| AIM OF THE TASK |
Using the listing below, copy every line that mentions "JSON".

| Entries taken from a collection |
-- start --

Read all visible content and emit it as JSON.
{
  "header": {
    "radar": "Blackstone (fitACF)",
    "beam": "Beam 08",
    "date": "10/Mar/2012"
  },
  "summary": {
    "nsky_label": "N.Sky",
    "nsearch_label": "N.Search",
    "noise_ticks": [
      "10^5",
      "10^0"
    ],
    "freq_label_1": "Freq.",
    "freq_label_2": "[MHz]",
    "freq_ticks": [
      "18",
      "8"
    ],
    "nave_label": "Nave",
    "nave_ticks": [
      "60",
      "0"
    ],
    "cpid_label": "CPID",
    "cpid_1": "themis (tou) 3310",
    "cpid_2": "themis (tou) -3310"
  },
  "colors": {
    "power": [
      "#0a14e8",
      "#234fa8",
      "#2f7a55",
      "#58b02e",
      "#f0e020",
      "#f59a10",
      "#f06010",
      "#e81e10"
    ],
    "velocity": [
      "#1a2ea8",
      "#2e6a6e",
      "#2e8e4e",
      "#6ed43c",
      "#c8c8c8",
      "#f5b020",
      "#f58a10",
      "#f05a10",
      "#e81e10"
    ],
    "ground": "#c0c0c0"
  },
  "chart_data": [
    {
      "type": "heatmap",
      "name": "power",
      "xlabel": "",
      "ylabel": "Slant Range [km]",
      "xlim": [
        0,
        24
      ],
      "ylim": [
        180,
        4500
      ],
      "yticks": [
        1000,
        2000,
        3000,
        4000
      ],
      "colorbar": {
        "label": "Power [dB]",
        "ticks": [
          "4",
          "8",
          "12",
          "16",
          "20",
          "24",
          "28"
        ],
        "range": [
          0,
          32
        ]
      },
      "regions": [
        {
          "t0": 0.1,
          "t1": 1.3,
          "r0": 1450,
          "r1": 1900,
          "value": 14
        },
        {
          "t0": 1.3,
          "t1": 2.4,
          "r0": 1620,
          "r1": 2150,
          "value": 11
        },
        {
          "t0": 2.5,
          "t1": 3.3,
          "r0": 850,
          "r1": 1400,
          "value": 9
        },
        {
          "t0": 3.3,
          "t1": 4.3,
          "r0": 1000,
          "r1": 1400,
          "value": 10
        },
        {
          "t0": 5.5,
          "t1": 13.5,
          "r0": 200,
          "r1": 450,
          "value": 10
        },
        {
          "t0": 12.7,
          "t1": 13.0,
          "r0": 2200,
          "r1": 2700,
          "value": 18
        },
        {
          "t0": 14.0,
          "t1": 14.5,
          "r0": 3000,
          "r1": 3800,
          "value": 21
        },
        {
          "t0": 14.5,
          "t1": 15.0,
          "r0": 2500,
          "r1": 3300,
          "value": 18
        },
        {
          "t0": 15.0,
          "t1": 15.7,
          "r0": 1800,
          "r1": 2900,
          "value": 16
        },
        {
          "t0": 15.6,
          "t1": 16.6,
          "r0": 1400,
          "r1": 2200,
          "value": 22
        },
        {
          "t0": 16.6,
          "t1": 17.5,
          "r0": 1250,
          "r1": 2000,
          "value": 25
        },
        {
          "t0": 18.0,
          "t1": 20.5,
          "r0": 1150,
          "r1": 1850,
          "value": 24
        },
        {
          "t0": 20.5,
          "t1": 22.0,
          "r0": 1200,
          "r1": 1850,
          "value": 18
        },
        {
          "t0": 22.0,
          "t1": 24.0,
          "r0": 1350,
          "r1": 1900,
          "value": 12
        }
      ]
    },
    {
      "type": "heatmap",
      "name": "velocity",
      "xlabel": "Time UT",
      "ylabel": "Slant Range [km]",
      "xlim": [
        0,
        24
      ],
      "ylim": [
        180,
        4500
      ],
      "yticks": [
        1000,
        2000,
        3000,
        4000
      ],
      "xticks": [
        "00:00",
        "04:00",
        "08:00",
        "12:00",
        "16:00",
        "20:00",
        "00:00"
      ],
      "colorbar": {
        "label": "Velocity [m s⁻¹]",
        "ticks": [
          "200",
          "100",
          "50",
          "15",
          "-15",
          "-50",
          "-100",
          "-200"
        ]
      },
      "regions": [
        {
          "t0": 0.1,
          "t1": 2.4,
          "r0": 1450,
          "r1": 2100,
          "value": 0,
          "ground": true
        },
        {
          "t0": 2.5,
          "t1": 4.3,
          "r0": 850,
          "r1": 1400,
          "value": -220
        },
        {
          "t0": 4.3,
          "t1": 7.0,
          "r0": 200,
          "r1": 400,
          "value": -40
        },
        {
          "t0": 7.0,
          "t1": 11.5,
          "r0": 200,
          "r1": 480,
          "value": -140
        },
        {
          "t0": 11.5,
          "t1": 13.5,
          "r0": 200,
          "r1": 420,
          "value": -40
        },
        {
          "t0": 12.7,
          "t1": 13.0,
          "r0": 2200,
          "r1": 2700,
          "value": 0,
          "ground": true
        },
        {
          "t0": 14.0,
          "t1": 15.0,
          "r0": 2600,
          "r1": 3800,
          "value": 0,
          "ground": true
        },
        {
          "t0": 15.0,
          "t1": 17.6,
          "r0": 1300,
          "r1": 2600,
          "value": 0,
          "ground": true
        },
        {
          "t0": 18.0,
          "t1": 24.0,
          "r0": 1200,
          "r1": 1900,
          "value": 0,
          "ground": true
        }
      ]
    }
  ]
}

-- end --
-- start --

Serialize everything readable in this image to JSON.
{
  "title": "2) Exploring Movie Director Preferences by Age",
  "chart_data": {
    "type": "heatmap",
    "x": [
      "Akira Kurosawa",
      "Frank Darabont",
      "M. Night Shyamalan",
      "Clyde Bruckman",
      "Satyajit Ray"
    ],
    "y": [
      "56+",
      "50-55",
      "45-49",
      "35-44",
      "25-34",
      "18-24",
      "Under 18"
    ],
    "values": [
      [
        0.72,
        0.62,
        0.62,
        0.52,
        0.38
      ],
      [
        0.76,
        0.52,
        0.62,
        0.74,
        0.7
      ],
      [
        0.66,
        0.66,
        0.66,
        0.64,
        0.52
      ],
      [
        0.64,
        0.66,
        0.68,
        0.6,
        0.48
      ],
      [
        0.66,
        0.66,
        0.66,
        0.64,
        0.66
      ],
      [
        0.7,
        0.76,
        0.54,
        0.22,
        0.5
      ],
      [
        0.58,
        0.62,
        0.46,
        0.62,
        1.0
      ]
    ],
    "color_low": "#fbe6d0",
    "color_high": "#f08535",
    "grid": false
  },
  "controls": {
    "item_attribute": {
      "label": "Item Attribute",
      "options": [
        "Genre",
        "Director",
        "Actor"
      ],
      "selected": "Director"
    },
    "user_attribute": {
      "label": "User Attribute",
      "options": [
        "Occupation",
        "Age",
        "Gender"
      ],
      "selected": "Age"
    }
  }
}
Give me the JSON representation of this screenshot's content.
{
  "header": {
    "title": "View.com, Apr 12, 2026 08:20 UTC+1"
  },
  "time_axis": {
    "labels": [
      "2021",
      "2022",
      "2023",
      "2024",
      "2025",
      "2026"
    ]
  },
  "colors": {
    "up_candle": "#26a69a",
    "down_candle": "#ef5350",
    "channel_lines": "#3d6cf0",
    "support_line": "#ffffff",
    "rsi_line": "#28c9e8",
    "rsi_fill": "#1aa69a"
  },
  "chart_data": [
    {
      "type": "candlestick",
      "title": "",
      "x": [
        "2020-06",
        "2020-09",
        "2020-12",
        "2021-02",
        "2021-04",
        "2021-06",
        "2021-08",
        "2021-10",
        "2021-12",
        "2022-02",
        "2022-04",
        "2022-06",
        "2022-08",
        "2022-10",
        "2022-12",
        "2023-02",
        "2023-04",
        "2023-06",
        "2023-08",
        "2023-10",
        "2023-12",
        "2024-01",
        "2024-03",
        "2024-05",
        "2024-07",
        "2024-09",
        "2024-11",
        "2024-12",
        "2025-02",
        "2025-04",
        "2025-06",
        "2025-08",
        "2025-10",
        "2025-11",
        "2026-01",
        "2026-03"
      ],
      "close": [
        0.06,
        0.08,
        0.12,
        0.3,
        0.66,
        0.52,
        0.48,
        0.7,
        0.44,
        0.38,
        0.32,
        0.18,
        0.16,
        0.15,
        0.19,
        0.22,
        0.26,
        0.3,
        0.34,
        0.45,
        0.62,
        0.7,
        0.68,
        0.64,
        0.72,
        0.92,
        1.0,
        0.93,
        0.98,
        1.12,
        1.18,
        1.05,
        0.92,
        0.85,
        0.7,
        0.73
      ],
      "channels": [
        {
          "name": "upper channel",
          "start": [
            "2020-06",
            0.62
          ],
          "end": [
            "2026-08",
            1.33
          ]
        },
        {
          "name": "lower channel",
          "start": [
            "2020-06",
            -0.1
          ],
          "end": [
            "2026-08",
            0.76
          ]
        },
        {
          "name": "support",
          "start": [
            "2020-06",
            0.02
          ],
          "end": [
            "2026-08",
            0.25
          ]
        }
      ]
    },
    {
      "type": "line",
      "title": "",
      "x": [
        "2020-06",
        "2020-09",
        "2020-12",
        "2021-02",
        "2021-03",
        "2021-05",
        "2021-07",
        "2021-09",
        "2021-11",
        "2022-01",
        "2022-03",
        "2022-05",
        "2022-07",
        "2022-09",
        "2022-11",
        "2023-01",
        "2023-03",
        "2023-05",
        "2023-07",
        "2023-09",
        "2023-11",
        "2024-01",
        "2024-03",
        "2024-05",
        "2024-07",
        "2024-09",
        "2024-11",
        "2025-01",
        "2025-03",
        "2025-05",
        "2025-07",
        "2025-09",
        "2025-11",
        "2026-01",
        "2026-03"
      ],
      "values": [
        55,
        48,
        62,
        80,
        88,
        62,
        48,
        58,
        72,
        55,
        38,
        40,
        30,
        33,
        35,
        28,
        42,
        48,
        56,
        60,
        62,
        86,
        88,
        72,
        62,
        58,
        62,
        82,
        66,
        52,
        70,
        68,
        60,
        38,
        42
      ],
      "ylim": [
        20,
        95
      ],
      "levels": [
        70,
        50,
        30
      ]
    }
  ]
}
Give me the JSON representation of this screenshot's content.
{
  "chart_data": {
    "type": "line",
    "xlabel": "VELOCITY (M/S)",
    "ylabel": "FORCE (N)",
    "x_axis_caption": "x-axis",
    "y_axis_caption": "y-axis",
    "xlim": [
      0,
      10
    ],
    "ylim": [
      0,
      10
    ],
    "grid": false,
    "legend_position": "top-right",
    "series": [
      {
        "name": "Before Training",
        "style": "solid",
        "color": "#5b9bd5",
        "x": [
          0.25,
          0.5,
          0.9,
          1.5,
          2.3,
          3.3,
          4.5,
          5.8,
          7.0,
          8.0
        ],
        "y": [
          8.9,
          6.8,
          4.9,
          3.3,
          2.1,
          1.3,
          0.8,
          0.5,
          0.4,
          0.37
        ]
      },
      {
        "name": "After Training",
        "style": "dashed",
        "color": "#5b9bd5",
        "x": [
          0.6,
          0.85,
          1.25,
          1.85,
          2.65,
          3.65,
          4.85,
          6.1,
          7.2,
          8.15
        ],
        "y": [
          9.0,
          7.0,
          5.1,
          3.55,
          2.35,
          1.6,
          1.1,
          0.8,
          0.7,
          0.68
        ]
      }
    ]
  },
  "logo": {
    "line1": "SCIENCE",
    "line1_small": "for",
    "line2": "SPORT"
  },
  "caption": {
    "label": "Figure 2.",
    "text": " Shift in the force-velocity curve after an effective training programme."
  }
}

-- end --

| FULL SOLUTION |
Read all visible content and emit it as JSON.
Serialize everything readable in this image to JSON.
Give me the JSON representation of this screenshot's content.
Give me the JSON representation of this screenshot's content.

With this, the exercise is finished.